*** DATASET EXCERPTS ***
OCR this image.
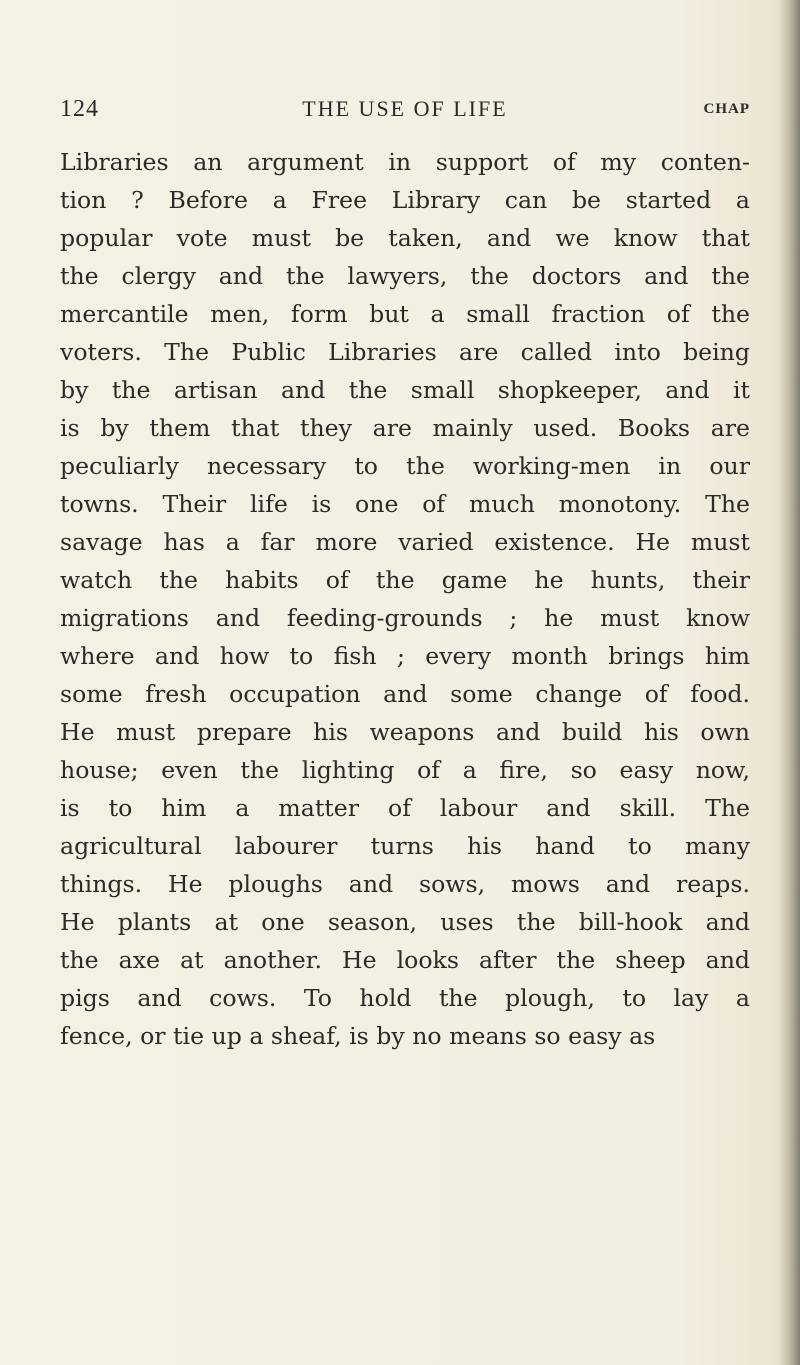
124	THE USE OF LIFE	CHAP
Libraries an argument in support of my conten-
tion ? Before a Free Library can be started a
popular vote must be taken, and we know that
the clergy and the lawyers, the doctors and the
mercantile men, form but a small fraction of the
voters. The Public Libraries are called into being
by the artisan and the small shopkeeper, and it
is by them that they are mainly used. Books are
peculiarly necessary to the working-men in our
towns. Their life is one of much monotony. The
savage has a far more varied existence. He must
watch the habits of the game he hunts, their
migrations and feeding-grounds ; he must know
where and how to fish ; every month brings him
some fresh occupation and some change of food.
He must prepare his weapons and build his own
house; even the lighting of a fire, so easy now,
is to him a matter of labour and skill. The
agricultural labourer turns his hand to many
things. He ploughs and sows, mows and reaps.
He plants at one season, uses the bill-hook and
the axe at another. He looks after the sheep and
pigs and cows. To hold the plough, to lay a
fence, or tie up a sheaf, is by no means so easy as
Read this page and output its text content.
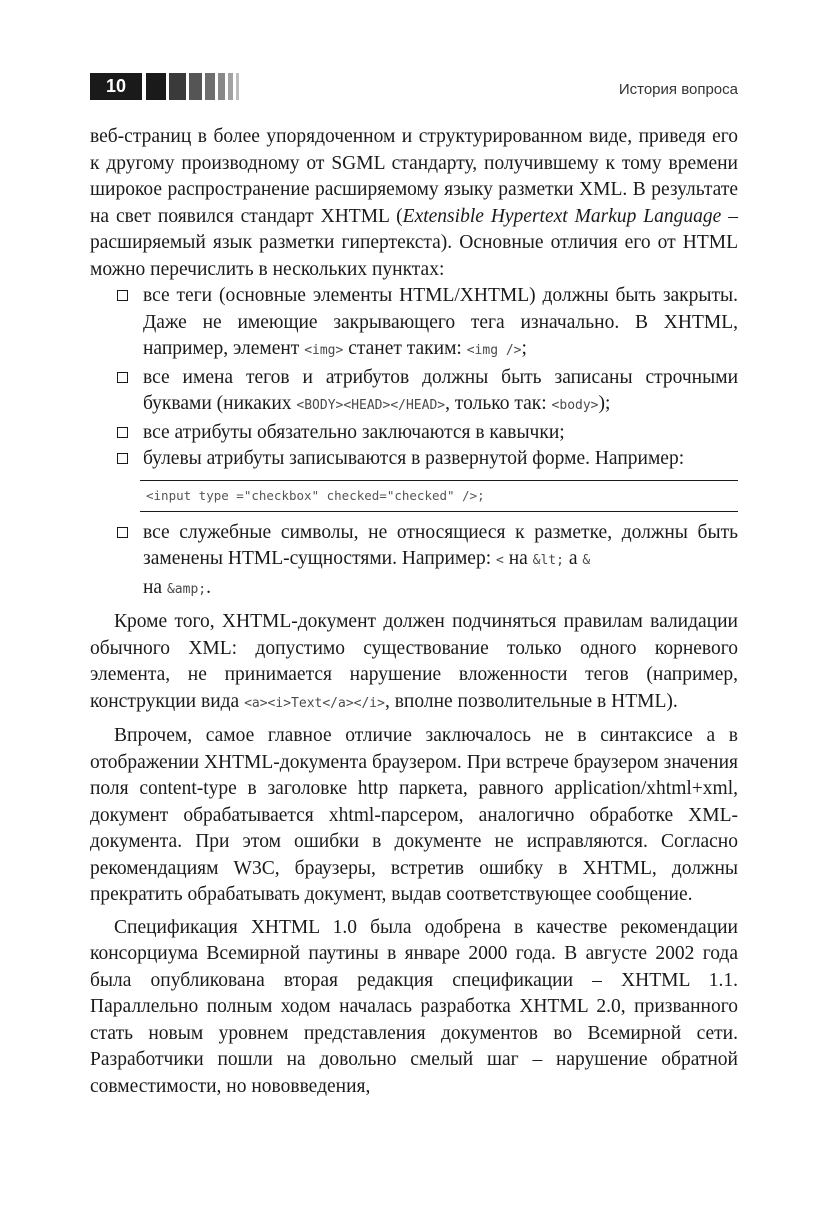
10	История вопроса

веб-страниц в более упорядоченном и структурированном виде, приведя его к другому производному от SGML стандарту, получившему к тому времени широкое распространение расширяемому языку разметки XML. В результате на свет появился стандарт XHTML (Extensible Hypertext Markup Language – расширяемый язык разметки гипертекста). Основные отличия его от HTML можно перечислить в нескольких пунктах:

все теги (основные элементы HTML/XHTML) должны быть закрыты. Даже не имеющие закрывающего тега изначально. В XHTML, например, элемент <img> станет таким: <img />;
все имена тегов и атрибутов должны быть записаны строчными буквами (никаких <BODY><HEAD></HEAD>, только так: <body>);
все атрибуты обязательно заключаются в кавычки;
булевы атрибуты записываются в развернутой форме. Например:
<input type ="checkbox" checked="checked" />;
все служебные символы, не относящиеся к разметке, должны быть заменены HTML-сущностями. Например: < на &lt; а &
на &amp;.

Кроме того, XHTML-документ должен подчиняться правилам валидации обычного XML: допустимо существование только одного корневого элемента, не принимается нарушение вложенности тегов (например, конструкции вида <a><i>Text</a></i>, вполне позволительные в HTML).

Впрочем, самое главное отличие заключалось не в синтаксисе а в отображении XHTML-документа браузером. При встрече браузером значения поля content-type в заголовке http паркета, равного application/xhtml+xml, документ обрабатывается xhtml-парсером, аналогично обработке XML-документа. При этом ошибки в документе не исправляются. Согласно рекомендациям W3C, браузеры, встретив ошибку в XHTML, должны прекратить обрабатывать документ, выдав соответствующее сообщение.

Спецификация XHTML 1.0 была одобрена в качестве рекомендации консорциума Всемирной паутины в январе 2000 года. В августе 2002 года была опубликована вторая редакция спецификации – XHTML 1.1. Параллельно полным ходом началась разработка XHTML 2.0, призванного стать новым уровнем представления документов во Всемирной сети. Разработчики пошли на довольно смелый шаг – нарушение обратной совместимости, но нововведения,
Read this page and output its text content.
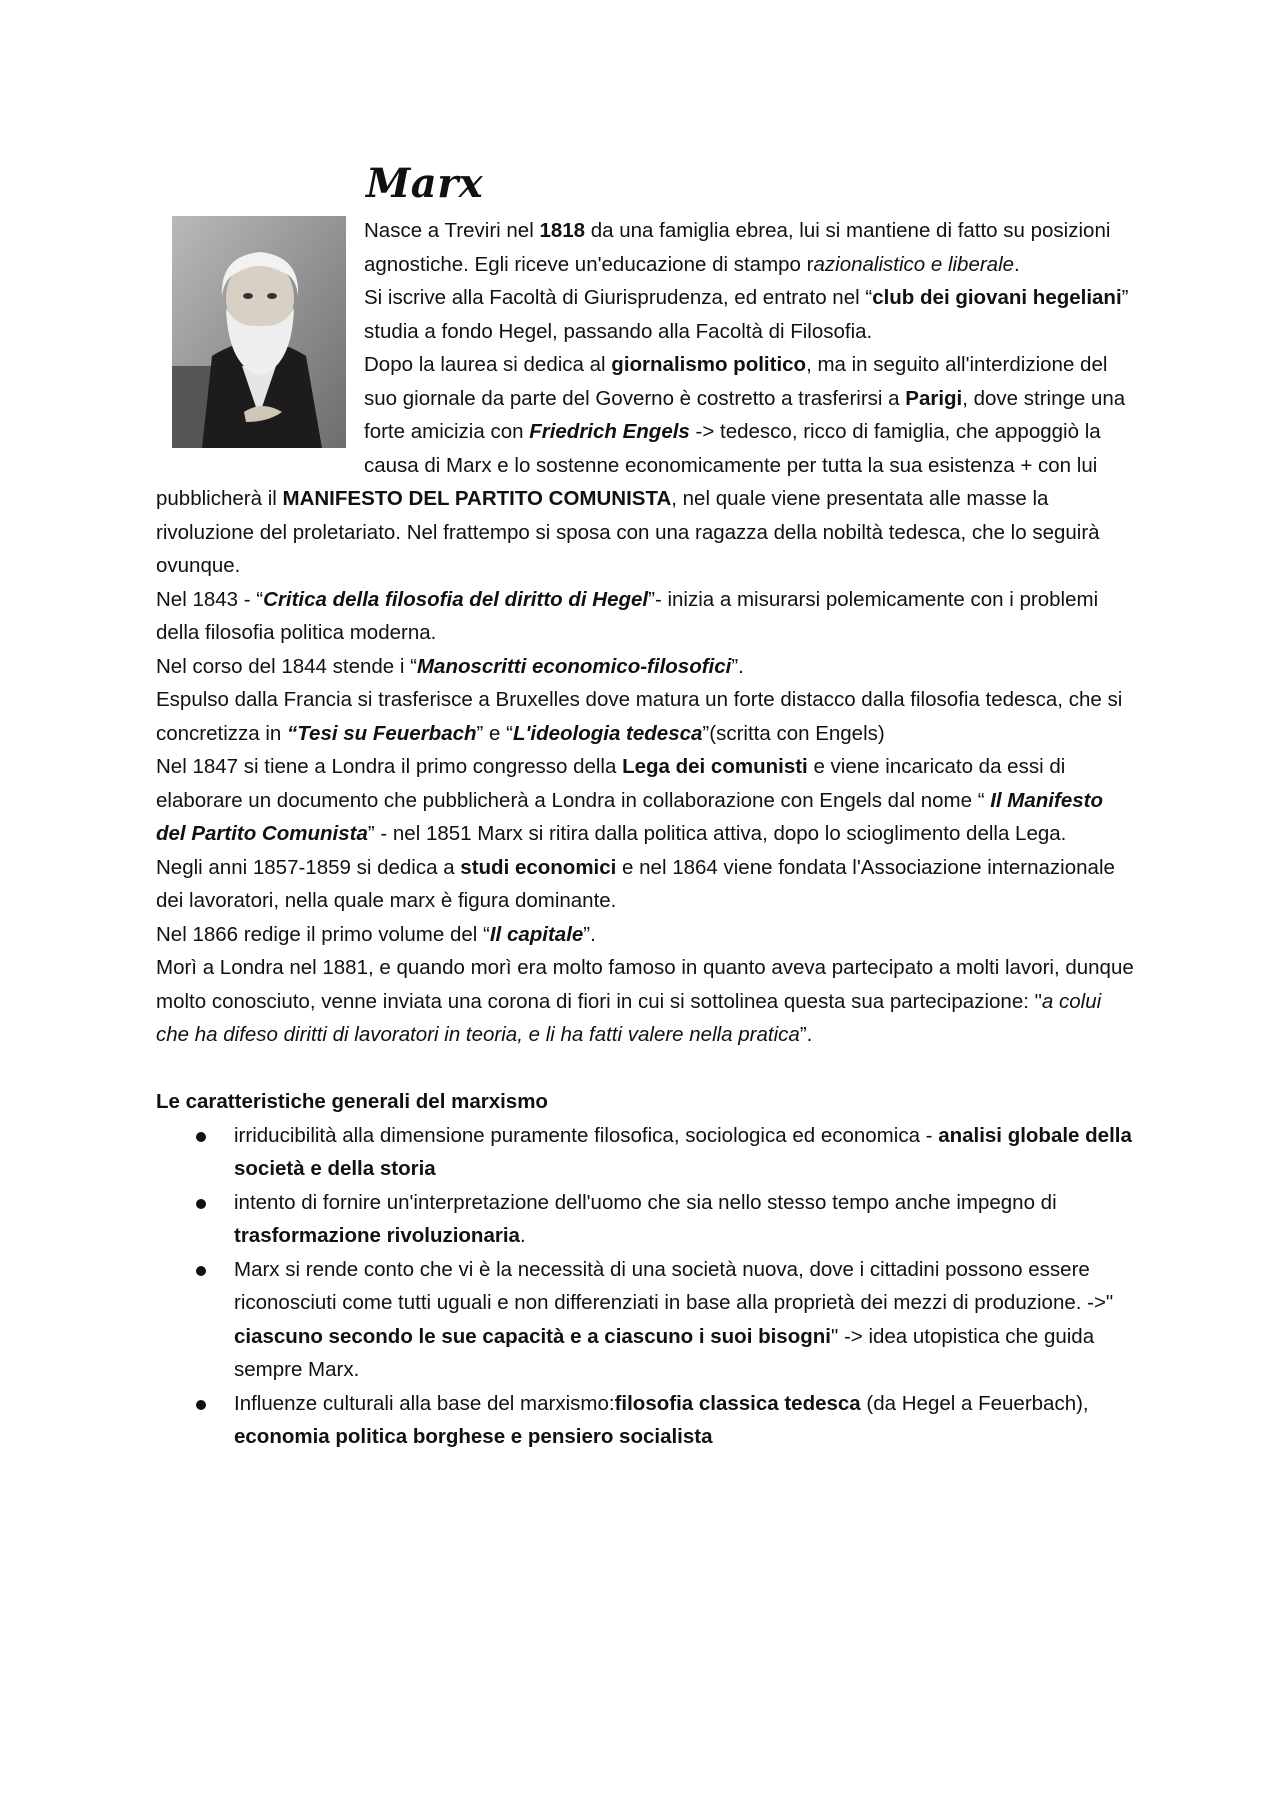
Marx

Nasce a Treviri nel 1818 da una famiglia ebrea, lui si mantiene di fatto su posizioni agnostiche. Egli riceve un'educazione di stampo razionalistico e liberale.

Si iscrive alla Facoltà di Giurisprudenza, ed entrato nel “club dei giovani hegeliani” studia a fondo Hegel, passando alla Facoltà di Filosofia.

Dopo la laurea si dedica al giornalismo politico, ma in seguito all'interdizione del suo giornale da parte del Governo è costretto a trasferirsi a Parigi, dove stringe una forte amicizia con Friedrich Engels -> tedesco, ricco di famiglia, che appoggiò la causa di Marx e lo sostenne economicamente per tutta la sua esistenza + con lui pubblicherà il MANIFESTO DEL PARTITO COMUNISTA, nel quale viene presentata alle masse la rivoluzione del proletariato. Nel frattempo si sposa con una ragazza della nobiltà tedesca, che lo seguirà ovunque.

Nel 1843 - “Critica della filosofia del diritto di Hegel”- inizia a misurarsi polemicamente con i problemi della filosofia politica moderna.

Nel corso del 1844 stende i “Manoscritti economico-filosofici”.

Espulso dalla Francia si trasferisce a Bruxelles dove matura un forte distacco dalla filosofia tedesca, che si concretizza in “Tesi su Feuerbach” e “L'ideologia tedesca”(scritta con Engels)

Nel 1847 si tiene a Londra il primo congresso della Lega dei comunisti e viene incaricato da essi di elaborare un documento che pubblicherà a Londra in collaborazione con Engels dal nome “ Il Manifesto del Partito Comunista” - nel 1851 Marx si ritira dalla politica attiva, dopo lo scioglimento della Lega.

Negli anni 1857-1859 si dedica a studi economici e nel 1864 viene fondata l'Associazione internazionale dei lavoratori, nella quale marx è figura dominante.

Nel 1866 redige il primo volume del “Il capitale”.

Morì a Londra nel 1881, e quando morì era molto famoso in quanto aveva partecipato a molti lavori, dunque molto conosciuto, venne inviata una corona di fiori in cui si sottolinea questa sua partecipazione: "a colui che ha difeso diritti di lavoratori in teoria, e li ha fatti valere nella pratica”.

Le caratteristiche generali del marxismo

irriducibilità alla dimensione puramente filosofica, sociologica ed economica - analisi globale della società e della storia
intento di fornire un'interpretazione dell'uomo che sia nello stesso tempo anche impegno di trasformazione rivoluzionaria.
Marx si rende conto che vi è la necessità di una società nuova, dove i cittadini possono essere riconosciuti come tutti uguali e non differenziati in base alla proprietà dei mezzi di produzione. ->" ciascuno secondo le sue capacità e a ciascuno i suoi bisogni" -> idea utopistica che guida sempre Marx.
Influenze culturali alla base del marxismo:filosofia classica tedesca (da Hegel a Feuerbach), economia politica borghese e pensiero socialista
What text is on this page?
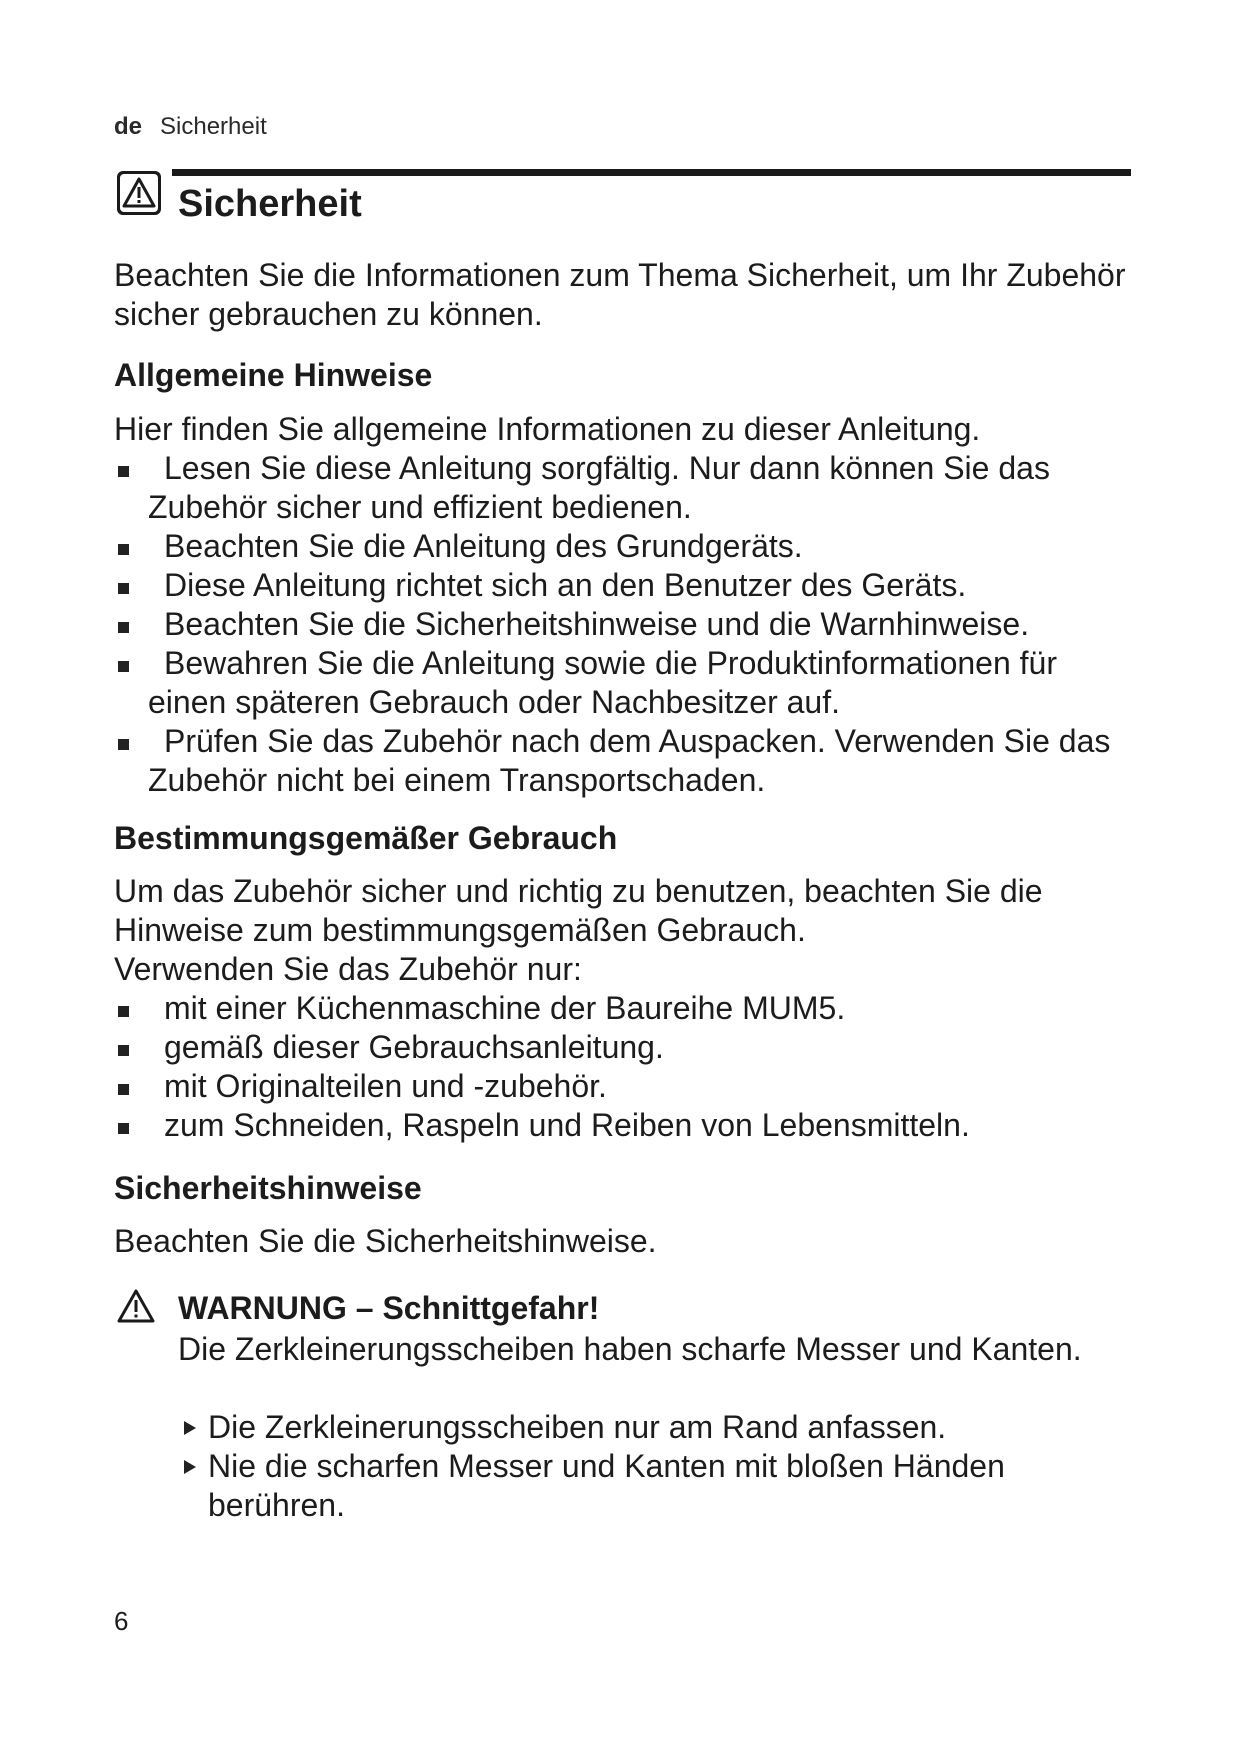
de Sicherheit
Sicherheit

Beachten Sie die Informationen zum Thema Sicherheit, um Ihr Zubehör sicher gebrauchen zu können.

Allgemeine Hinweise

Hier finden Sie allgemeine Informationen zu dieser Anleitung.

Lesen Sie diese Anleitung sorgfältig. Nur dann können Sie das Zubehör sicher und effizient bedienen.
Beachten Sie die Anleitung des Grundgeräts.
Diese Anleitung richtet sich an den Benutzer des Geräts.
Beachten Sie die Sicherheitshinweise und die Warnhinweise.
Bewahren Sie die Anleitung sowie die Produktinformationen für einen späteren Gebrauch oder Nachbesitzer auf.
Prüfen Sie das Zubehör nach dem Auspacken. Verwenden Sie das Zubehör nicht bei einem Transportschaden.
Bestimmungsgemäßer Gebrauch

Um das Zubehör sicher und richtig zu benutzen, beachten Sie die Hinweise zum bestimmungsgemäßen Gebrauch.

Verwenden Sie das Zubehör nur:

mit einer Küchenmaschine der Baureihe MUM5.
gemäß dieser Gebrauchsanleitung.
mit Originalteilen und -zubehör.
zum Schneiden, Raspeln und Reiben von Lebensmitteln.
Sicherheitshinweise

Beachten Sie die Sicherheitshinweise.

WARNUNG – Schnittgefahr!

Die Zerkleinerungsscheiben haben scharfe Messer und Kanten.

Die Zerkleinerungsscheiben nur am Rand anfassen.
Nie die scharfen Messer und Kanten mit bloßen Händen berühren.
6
***
* [STATED TASK] Report each line of the material above where the word "primo" appears.

* [EXERCISE SOLUTION]
Nel 1847 si tiene a Londra il primo congresso della Lega dei comunisti e viene incaricato da essi di elaborare un documento che pubblicherà a Londra in collaborazione con Engels dal nome “ Il Manifesto del Partito Comunista” - nel 1851 Marx si ritira dalla politica attiva, dopo lo scioglimento della Lega.
Nel 1866 redige il primo volume del “Il capitale”.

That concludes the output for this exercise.